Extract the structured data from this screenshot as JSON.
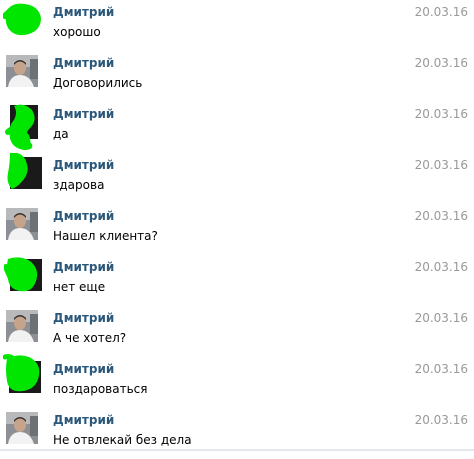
{
  "colors": {
    "sender": "#2b587a",
    "date": "#999999",
    "text": "#000000",
    "scribble": "#00e600"
  },
  "messages": [
    {
      "sender": "Дмитрий",
      "date": "20.03.16",
      "text": "хорошо",
      "avatar": "scribble-1"
    },
    {
      "sender": "Дмитрий",
      "date": "20.03.16",
      "text": "Договорились",
      "avatar": "photo"
    },
    {
      "sender": "Дмитрий",
      "date": "20.03.16",
      "text": "да",
      "avatar": "scribble-2"
    },
    {
      "sender": "Дмитрий",
      "date": "20.03.16",
      "text": "здарова",
      "avatar": "scribble-3"
    },
    {
      "sender": "Дмитрий",
      "date": "20.03.16",
      "text": "Нашел клиента?",
      "avatar": "photo"
    },
    {
      "sender": "Дмитрий",
      "date": "20.03.16",
      "text": "нет еще",
      "avatar": "scribble-4"
    },
    {
      "sender": "Дмитрий",
      "date": "20.03.16",
      "text": "А че хотел?",
      "avatar": "photo"
    },
    {
      "sender": "Дмитрий",
      "date": "20.03.16",
      "text": "поздароваться",
      "avatar": "scribble-5"
    },
    {
      "sender": "Дмитрий",
      "date": "20.03.16",
      "text": "Не отвлекай без дела",
      "avatar": "photo"
    }
  ]
}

--

Copy every line in the listing above where the string "scribble" turns up.

### [Written response]
    "scribble": "#00e600"
      "avatar": "scribble-1"
      "avatar": "scribble-2"
      "avatar": "scribble-3"
      "avatar": "scribble-4"
      "avatar": "scribble-5"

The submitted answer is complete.